• _WHAT YOU HAVE TO DO_
Return all of the entries exactly as written.

• _TASK INPUTS_
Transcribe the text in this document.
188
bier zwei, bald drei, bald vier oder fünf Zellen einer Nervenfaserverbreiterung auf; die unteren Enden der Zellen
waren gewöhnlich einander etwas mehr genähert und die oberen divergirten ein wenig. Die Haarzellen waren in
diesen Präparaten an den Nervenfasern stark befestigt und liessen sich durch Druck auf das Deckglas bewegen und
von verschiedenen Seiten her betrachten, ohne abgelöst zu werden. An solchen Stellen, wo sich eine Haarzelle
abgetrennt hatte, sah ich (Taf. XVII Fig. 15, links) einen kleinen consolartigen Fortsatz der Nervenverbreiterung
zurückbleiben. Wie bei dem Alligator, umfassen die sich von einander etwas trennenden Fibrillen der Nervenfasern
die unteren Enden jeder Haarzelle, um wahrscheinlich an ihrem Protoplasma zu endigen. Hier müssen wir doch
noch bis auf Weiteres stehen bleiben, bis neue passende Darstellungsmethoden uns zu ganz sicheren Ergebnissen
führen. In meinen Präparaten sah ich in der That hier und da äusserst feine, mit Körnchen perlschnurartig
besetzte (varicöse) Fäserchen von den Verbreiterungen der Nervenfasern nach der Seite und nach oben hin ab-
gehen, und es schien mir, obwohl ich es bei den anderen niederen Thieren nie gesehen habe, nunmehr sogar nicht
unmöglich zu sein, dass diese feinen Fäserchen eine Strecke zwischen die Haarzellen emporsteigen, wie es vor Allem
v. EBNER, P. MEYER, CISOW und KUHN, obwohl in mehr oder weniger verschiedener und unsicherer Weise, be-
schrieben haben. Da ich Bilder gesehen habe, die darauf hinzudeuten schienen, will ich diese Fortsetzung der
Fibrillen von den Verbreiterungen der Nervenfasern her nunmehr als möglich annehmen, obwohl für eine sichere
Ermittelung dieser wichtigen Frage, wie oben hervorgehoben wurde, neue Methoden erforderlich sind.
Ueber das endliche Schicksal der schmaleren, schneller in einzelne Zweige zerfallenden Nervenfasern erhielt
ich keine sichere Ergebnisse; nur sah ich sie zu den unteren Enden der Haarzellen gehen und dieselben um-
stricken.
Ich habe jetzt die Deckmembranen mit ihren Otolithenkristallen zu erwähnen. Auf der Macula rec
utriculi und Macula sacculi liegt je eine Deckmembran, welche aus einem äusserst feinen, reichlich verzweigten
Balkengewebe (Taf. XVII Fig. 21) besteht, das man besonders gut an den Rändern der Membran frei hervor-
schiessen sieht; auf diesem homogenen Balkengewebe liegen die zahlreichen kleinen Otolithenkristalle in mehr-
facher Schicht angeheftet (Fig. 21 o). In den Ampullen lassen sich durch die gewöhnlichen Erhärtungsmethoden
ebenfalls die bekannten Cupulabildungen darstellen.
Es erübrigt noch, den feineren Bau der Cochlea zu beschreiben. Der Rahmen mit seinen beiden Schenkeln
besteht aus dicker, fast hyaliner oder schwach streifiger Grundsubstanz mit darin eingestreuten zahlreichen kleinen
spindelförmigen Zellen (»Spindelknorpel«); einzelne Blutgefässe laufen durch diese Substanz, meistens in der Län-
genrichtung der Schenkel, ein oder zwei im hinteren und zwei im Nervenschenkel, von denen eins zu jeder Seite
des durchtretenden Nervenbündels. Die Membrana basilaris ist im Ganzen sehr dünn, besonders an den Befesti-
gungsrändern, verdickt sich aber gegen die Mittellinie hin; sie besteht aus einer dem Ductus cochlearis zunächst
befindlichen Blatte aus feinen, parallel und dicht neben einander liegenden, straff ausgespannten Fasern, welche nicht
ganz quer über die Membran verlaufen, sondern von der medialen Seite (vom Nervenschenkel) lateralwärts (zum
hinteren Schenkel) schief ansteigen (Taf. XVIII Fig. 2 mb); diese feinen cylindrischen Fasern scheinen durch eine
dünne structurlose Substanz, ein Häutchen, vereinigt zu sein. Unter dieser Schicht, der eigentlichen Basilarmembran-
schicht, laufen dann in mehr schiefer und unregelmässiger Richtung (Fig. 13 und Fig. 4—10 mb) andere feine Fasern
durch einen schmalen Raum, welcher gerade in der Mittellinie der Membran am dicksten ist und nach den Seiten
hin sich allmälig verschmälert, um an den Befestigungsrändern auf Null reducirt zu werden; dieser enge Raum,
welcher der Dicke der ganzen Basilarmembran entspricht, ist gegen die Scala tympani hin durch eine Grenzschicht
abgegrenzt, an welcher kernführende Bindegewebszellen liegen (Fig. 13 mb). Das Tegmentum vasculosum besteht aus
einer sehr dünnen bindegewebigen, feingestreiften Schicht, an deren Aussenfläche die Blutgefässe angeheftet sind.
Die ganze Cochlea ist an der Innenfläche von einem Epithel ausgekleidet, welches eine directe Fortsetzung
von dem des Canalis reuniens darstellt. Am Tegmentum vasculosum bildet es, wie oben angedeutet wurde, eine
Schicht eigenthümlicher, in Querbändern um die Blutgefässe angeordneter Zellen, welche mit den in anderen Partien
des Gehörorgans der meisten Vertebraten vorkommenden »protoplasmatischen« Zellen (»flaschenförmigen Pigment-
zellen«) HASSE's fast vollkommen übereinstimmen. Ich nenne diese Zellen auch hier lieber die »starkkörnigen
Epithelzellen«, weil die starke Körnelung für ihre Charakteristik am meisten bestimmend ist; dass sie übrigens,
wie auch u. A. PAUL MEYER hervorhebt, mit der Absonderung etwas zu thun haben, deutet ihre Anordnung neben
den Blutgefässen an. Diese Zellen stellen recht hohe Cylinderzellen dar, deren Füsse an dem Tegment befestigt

• _ANSWER IN FULL_
Transcribe the text in this document.
188
bier zwei, bald drei, bald vier oder fünf Zellen einer Nervenfaserverbreiterung auf; die unteren Enden der Zellen
waren gewöhnlich einander etwas mehr genähert und die oberen divergirten ein wenig. Die Haarzellen waren in
diesen Präparaten an den Nervenfasern stark befestigt und liessen sich durch Druck auf das Deckglas bewegen und
von verschiedenen Seiten her betrachten, ohne abgelöst zu werden. An solchen Stellen, wo sich eine Haarzelle
abgetrennt hatte, sah ich (Taf. XVII Fig. 15, links) einen kleinen consolartigen Fortsatz der Nervenverbreiterung
zurückbleiben. Wie bei dem Alligator, umfassen die sich von einander etwas trennenden Fibrillen der Nervenfasern
die unteren Enden jeder Haarzelle, um wahrscheinlich an ihrem Protoplasma zu endigen. Hier müssen wir doch
noch bis auf Weiteres stehen bleiben, bis neue passende Darstellungsmethoden uns zu ganz sicheren Ergebnissen
führen. In meinen Präparaten sah ich in der That hier und da äusserst feine, mit Körnchen perlschnurartig
besetzte (varicöse) Fäserchen von den Verbreiterungen der Nervenfasern nach der Seite und nach oben hin ab-
gehen, und es schien mir, obwohl ich es bei den anderen niederen Thieren nie gesehen habe, nunmehr sogar nicht
unmöglich zu sein, dass diese feinen Fäserchen eine Strecke zwischen die Haarzellen emporsteigen, wie es vor Allem
v. EBNER, P. MEYER, CISOW und KUHN, obwohl in mehr oder weniger verschiedener und unsicherer Weise, be-
schrieben haben. Da ich Bilder gesehen habe, die darauf hinzudeuten schienen, will ich diese Fortsetzung der
Fibrillen von den Verbreiterungen der Nervenfasern her nunmehr als möglich annehmen, obwohl für eine sichere
Ermittelung dieser wichtigen Frage, wie oben hervorgehoben wurde, neue Methoden erforderlich sind.
Ueber das endliche Schicksal der schmaleren, schneller in einzelne Zweige zerfallenden Nervenfasern erhielt
ich keine sichere Ergebnisse; nur sah ich sie zu den unteren Enden der Haarzellen gehen und dieselben um-
stricken.
Ich habe jetzt die Deckmembranen mit ihren Otolithenkristallen zu erwähnen. Auf der Macula rec
utriculi und Macula sacculi liegt je eine Deckmembran, welche aus einem äusserst feinen, reichlich verzweigten
Balkengewebe (Taf. XVII Fig. 21) besteht, das man besonders gut an den Rändern der Membran frei hervor-
schiessen sieht; auf diesem homogenen Balkengewebe liegen die zahlreichen kleinen Otolithenkristalle in mehr-
facher Schicht angeheftet (Fig. 21 o). In den Ampullen lassen sich durch die gewöhnlichen Erhärtungsmethoden
ebenfalls die bekannten Cupulabildungen darstellen.
Es erübrigt noch, den feineren Bau der Cochlea zu beschreiben. Der Rahmen mit seinen beiden Schenkeln
besteht aus dicker, fast hyaliner oder schwach streifiger Grundsubstanz mit darin eingestreuten zahlreichen kleinen
spindelförmigen Zellen (»Spindelknorpel«); einzelne Blutgefässe laufen durch diese Substanz, meistens in der Län-
genrichtung der Schenkel, ein oder zwei im hinteren und zwei im Nervenschenkel, von denen eins zu jeder Seite
des durchtretenden Nervenbündels. Die Membrana basilaris ist im Ganzen sehr dünn, besonders an den Befesti-
gungsrändern, verdickt sich aber gegen die Mittellinie hin; sie besteht aus einer dem Ductus cochlearis zunächst
befindlichen Blatte aus feinen, parallel und dicht neben einander liegenden, straff ausgespannten Fasern, welche nicht
ganz quer über die Membran verlaufen, sondern von der medialen Seite (vom Nervenschenkel) lateralwärts (zum
hinteren Schenkel) schief ansteigen (Taf. XVIII Fig. 2 mb); diese feinen cylindrischen Fasern scheinen durch eine
dünne structurlose Substanz, ein Häutchen, vereinigt zu sein. Unter dieser Schicht, der eigentlichen Basilarmembran-
schicht, laufen dann in mehr schiefer und unregelmässiger Richtung (Fig. 13 und Fig. 4—10 mb) andere feine Fasern
durch einen schmalen Raum, welcher gerade in der Mittellinie der Membran am dicksten ist und nach den Seiten
hin sich allmälig verschmälert, um an den Befestigungsrändern auf Null reducirt zu werden; dieser enge Raum,
welcher der Dicke der ganzen Basilarmembran entspricht, ist gegen die Scala tympani hin durch eine Grenzschicht
abgegrenzt, an welcher kernführende Bindegewebszellen liegen (Fig. 13 mb). Das Tegmentum vasculosum besteht aus
einer sehr dünnen bindegewebigen, feingestreiften Schicht, an deren Aussenfläche die Blutgefässe angeheftet sind.
Die ganze Cochlea ist an der Innenfläche von einem Epithel ausgekleidet, welches eine directe Fortsetzung
von dem des Canalis reuniens darstellt. Am Tegmentum vasculosum bildet es, wie oben angedeutet wurde, eine
Schicht eigenthümlicher, in Querbändern um die Blutgefässe angeordneter Zellen, welche mit den in anderen Partien
des Gehörorgans der meisten Vertebraten vorkommenden »protoplasmatischen« Zellen (»flaschenförmigen Pigment-
zellen«) HASSE's fast vollkommen übereinstimmen. Ich nenne diese Zellen auch hier lieber die »starkkörnigen
Epithelzellen«, weil die starke Körnelung für ihre Charakteristik am meisten bestimmend ist; dass sie übrigens,
wie auch u. A. PAUL MEYER hervorhebt, mit der Absonderung etwas zu thun haben, deutet ihre Anordnung neben
den Blutgefässen an. Diese Zellen stellen recht hohe Cylinderzellen dar, deren Füsse an dem Tegment befestigt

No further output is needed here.